(begin)

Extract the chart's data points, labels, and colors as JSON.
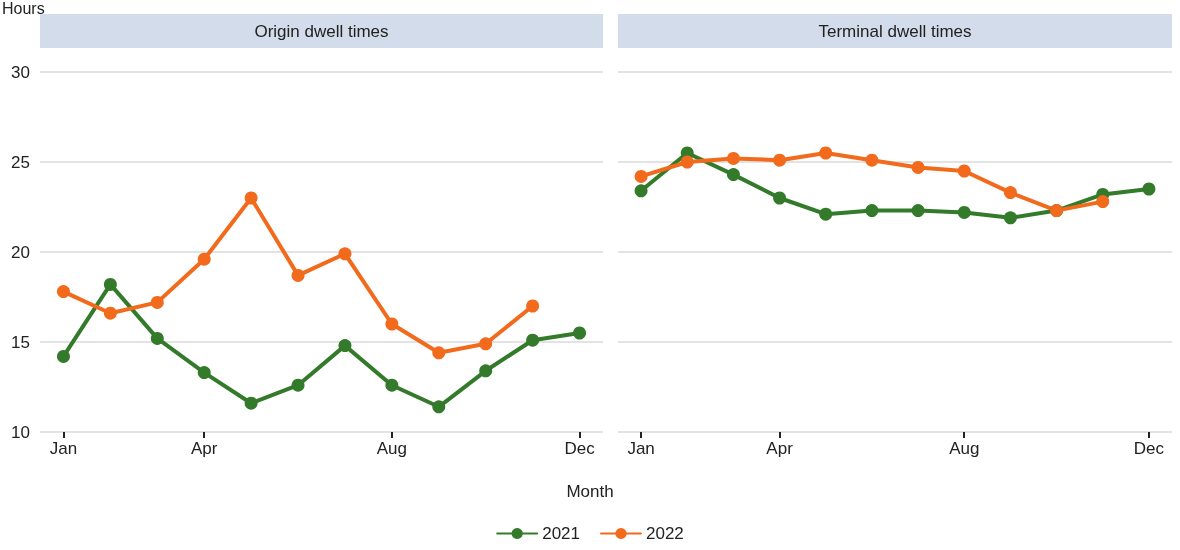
{
  "chart_data": [
    {
      "type": "line",
      "title": "Origin dwell times",
      "ylabel": "Hours",
      "xlabel": "Month",
      "categories": [
        "Jan",
        null,
        null,
        "Apr",
        null,
        null,
        null,
        "Aug",
        null,
        null,
        null,
        "Dec"
      ],
      "series": [
        {
          "name": "2021",
          "color": "#337a2a",
          "values": [
            14.2,
            18.2,
            15.2,
            13.3,
            11.6,
            12.6,
            14.8,
            12.6,
            11.4,
            13.4,
            15.1,
            15.5
          ]
        },
        {
          "name": "2022",
          "color": "#f26a1b",
          "values": [
            17.8,
            16.6,
            17.2,
            19.6,
            23.0,
            18.7,
            19.9,
            16.0,
            14.4,
            14.9,
            17.0,
            null
          ]
        }
      ],
      "ylim": [
        10,
        30
      ],
      "yticks": [
        10,
        15,
        20,
        25,
        30
      ],
      "grid": "y",
      "legend": "bottom",
      "marker": "circle",
      "line_style": "solid"
    },
    {
      "type": "line",
      "title": "Terminal dwell times",
      "categories": [
        "Jan",
        null,
        null,
        "Apr",
        null,
        null,
        null,
        "Aug",
        null,
        null,
        null,
        "Dec"
      ],
      "series": [
        {
          "name": "2021",
          "color": "#337a2a",
          "values": [
            23.4,
            25.5,
            24.3,
            23.0,
            22.1,
            22.3,
            22.3,
            22.2,
            21.9,
            22.3,
            23.2,
            23.5
          ]
        },
        {
          "name": "2022",
          "color": "#f26a1b",
          "values": [
            24.2,
            25.0,
            25.2,
            25.1,
            25.5,
            25.1,
            24.7,
            24.5,
            23.3,
            22.3,
            22.8,
            null
          ]
        }
      ],
      "ylim": [
        10,
        30
      ],
      "yticks": [
        10,
        15,
        20,
        25,
        30
      ],
      "grid": "y",
      "tick_labels": "x",
      "marker": "circle",
      "line_style": "solid"
    }
  ]
}
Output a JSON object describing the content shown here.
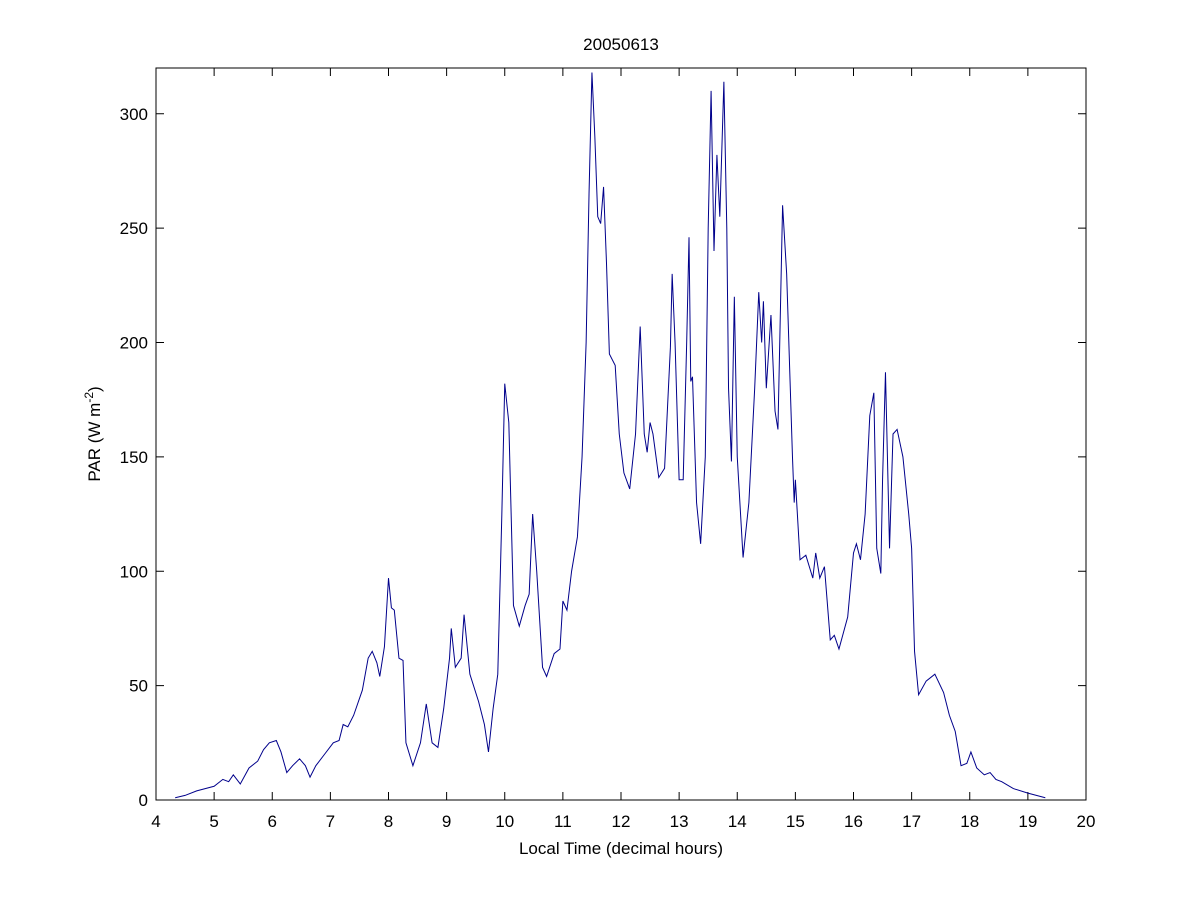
{
  "chart_data": {
    "type": "line",
    "title": "20050613",
    "xlabel": "Local Time (decimal hours)",
    "ylabel": {
      "text": "PAR (W m",
      "sup": "-2",
      "end": ")"
    },
    "color": "#00008b",
    "xlim": [
      4,
      20
    ],
    "ylim": [
      0,
      320
    ],
    "xticks": [
      4,
      5,
      6,
      7,
      8,
      9,
      10,
      11,
      12,
      13,
      14,
      15,
      16,
      17,
      18,
      19,
      20
    ],
    "yticks": [
      0,
      50,
      100,
      150,
      200,
      250,
      300
    ],
    "x": [
      4.33,
      4.5,
      4.7,
      5.0,
      5.15,
      5.25,
      5.33,
      5.45,
      5.6,
      5.75,
      5.85,
      5.95,
      6.07,
      6.15,
      6.25,
      6.35,
      6.47,
      6.57,
      6.65,
      6.75,
      6.9,
      7.05,
      7.15,
      7.22,
      7.3,
      7.4,
      7.55,
      7.65,
      7.72,
      7.8,
      7.85,
      7.93,
      8.0,
      8.05,
      8.1,
      8.18,
      8.25,
      8.3,
      8.42,
      8.55,
      8.65,
      8.75,
      8.85,
      8.95,
      9.05,
      9.08,
      9.15,
      9.25,
      9.3,
      9.4,
      9.55,
      9.65,
      9.72,
      9.8,
      9.88,
      9.95,
      10.0,
      10.07,
      10.15,
      10.25,
      10.35,
      10.42,
      10.48,
      10.55,
      10.65,
      10.72,
      10.85,
      10.95,
      11.0,
      11.07,
      11.15,
      11.25,
      11.33,
      11.4,
      11.45,
      11.5,
      11.55,
      11.6,
      11.65,
      11.7,
      11.75,
      11.8,
      11.9,
      11.97,
      12.05,
      12.15,
      12.25,
      12.33,
      12.4,
      12.45,
      12.5,
      12.55,
      12.65,
      12.75,
      12.85,
      12.88,
      12.93,
      13.0,
      13.07,
      13.13,
      13.17,
      13.2,
      13.23,
      13.3,
      13.37,
      13.45,
      13.5,
      13.55,
      13.6,
      13.65,
      13.7,
      13.77,
      13.82,
      13.85,
      13.9,
      13.95,
      14.0,
      14.1,
      14.2,
      14.3,
      14.37,
      14.42,
      14.45,
      14.5,
      14.58,
      14.65,
      14.7,
      14.78,
      14.85,
      14.95,
      14.98,
      15.0,
      15.08,
      15.18,
      15.3,
      15.35,
      15.42,
      15.5,
      15.6,
      15.67,
      15.75,
      15.9,
      16.0,
      16.05,
      16.12,
      16.2,
      16.28,
      16.35,
      16.4,
      16.47,
      16.5,
      16.55,
      16.62,
      16.68,
      16.75,
      16.85,
      16.95,
      17.0,
      17.05,
      17.12,
      17.25,
      17.4,
      17.55,
      17.65,
      17.75,
      17.85,
      17.95,
      18.02,
      18.12,
      18.25,
      18.35,
      18.45,
      18.55,
      18.75,
      19.0,
      19.3
    ],
    "values": [
      1,
      2,
      4,
      6,
      9,
      8,
      11,
      7,
      14,
      17,
      22,
      25,
      26,
      21,
      12,
      15,
      18,
      15,
      10,
      15,
      20,
      25,
      26,
      33,
      32,
      37,
      48,
      62,
      65,
      60,
      54,
      67,
      97,
      84,
      83,
      62,
      61,
      25,
      15,
      25,
      42,
      25,
      23,
      40,
      62,
      75,
      58,
      62,
      81,
      55,
      43,
      33,
      21,
      40,
      55,
      125,
      182,
      165,
      85,
      76,
      85,
      90,
      125,
      100,
      58,
      54,
      64,
      66,
      87,
      83,
      100,
      115,
      150,
      200,
      265,
      318,
      290,
      255,
      252,
      268,
      235,
      195,
      190,
      160,
      143,
      136,
      160,
      207,
      160,
      152,
      165,
      160,
      141,
      145,
      198,
      230,
      200,
      140,
      140,
      200,
      246,
      183,
      185,
      130,
      112,
      150,
      250,
      310,
      240,
      282,
      255,
      314,
      250,
      180,
      148,
      220,
      150,
      106,
      130,
      180,
      222,
      200,
      218,
      180,
      212,
      170,
      162,
      260,
      230,
      150,
      130,
      140,
      105,
      107,
      97,
      108,
      97,
      102,
      70,
      72,
      66,
      80,
      108,
      112,
      105,
      125,
      168,
      178,
      110,
      99,
      140,
      187,
      110,
      160,
      162,
      150,
      125,
      110,
      65,
      46,
      52,
      55,
      47,
      37,
      30,
      15,
      16,
      21,
      14,
      11,
      12,
      9,
      8,
      5,
      3,
      1
    ]
  }
}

(end)

PROBLEM TO WORK ON: Transcribe the entries above verbatim, omitting their pictures.

REPLY:
Extract the chart's data points, labels, and colors as JSON.
{
  "chart_data": [
    {
      "type": "line",
      "title": "Origin dwell times",
      "ylabel": "Hours",
      "xlabel": "Month",
      "categories": [
        "Jan",
        null,
        null,
        "Apr",
        null,
        null,
        null,
        "Aug",
        null,
        null,
        null,
        "Dec"
      ],
      "series": [
        {
          "name": "2021",
          "color": "#337a2a",
          "values": [
            14.2,
            18.2,
            15.2,
            13.3,
            11.6,
            12.6,
            14.8,
            12.6,
            11.4,
            13.4,
            15.1,
            15.5
          ]
        },
        {
          "name": "2022",
          "color": "#f26a1b",
          "values": [
            17.8,
            16.6,
            17.2,
            19.6,
            23.0,
            18.7,
            19.9,
            16.0,
            14.4,
            14.9,
            17.0,
            null
          ]
        }
      ],
      "ylim": [
        10,
        30
      ],
      "yticks": [
        10,
        15,
        20,
        25,
        30
      ],
      "grid": "y",
      "legend": "bottom",
      "marker": "circle",
      "line_style": "solid"
    },
    {
      "type": "line",
      "title": "Terminal dwell times",
      "categories": [
        "Jan",
        null,
        null,
        "Apr",
        null,
        null,
        null,
        "Aug",
        null,
        null,
        null,
        "Dec"
      ],
      "series": [
        {
          "name": "2021",
          "color": "#337a2a",
          "values": [
            23.4,
            25.5,
            24.3,
            23.0,
            22.1,
            22.3,
            22.3,
            22.2,
            21.9,
            22.3,
            23.2,
            23.5
          ]
        },
        {
          "name": "2022",
          "color": "#f26a1b",
          "values": [
            24.2,
            25.0,
            25.2,
            25.1,
            25.5,
            25.1,
            24.7,
            24.5,
            23.3,
            22.3,
            22.8,
            null
          ]
        }
      ],
      "ylim": [
        10,
        30
      ],
      "yticks": [
        10,
        15,
        20,
        25,
        30
      ],
      "grid": "y",
      "tick_labels": "x",
      "marker": "circle",
      "line_style": "solid"
    }
  ]
}
Output a JSON object describing the content shown here.
{
  "chart_data": {
    "type": "line",
    "title": "20050613",
    "xlabel": "Local Time (decimal hours)",
    "ylabel": {
      "text": "PAR (W m",
      "sup": "-2",
      "end": ")"
    },
    "color": "#00008b",
    "xlim": [
      4,
      20
    ],
    "ylim": [
      0,
      320
    ],
    "xticks": [
      4,
      5,
      6,
      7,
      8,
      9,
      10,
      11,
      12,
      13,
      14,
      15,
      16,
      17,
      18,
      19,
      20
    ],
    "yticks": [
      0,
      50,
      100,
      150,
      200,
      250,
      300
    ],
    "x": [
      4.33,
      4.5,
      4.7,
      5.0,
      5.15,
      5.25,
      5.33,
      5.45,
      5.6,
      5.75,
      5.85,
      5.95,
      6.07,
      6.15,
      6.25,
      6.35,
      6.47,
      6.57,
      6.65,
      6.75,
      6.9,
      7.05,
      7.15,
      7.22,
      7.3,
      7.4,
      7.55,
      7.65,
      7.72,
      7.8,
      7.85,
      7.93,
      8.0,
      8.05,
      8.1,
      8.18,
      8.25,
      8.3,
      8.42,
      8.55,
      8.65,
      8.75,
      8.85,
      8.95,
      9.05,
      9.08,
      9.15,
      9.25,
      9.3,
      9.4,
      9.55,
      9.65,
      9.72,
      9.8,
      9.88,
      9.95,
      10.0,
      10.07,
      10.15,
      10.25,
      10.35,
      10.42,
      10.48,
      10.55,
      10.65,
      10.72,
      10.85,
      10.95,
      11.0,
      11.07,
      11.15,
      11.25,
      11.33,
      11.4,
      11.45,
      11.5,
      11.55,
      11.6,
      11.65,
      11.7,
      11.75,
      11.8,
      11.9,
      11.97,
      12.05,
      12.15,
      12.25,
      12.33,
      12.4,
      12.45,
      12.5,
      12.55,
      12.65,
      12.75,
      12.85,
      12.88,
      12.93,
      13.0,
      13.07,
      13.13,
      13.17,
      13.2,
      13.23,
      13.3,
      13.37,
      13.45,
      13.5,
      13.55,
      13.6,
      13.65,
      13.7,
      13.77,
      13.82,
      13.85,
      13.9,
      13.95,
      14.0,
      14.1,
      14.2,
      14.3,
      14.37,
      14.42,
      14.45,
      14.5,
      14.58,
      14.65,
      14.7,
      14.78,
      14.85,
      14.95,
      14.98,
      15.0,
      15.08,
      15.18,
      15.3,
      15.35,
      15.42,
      15.5,
      15.6,
      15.67,
      15.75,
      15.9,
      16.0,
      16.05,
      16.12,
      16.2,
      16.28,
      16.35,
      16.4,
      16.47,
      16.5,
      16.55,
      16.62,
      16.68,
      16.75,
      16.85,
      16.95,
      17.0,
      17.05,
      17.12,
      17.25,
      17.4,
      17.55,
      17.65,
      17.75,
      17.85,
      17.95,
      18.02,
      18.12,
      18.25,
      18.35,
      18.45,
      18.55,
      18.75,
      19.0,
      19.3
    ],
    "values": [
      1,
      2,
      4,
      6,
      9,
      8,
      11,
      7,
      14,
      17,
      22,
      25,
      26,
      21,
      12,
      15,
      18,
      15,
      10,
      15,
      20,
      25,
      26,
      33,
      32,
      37,
      48,
      62,
      65,
      60,
      54,
      67,
      97,
      84,
      83,
      62,
      61,
      25,
      15,
      25,
      42,
      25,
      23,
      40,
      62,
      75,
      58,
      62,
      81,
      55,
      43,
      33,
      21,
      40,
      55,
      125,
      182,
      165,
      85,
      76,
      85,
      90,
      125,
      100,
      58,
      54,
      64,
      66,
      87,
      83,
      100,
      115,
      150,
      200,
      265,
      318,
      290,
      255,
      252,
      268,
      235,
      195,
      190,
      160,
      143,
      136,
      160,
      207,
      160,
      152,
      165,
      160,
      141,
      145,
      198,
      230,
      200,
      140,
      140,
      200,
      246,
      183,
      185,
      130,
      112,
      150,
      250,
      310,
      240,
      282,
      255,
      314,
      250,
      180,
      148,
      220,
      150,
      106,
      130,
      180,
      222,
      200,
      218,
      180,
      212,
      170,
      162,
      260,
      230,
      150,
      130,
      140,
      105,
      107,
      97,
      108,
      97,
      102,
      70,
      72,
      66,
      80,
      108,
      112,
      105,
      125,
      168,
      178,
      110,
      99,
      140,
      187,
      110,
      160,
      162,
      150,
      125,
      110,
      65,
      46,
      52,
      55,
      47,
      37,
      30,
      15,
      16,
      21,
      14,
      11,
      12,
      9,
      8,
      5,
      3,
      1
    ]
  }
}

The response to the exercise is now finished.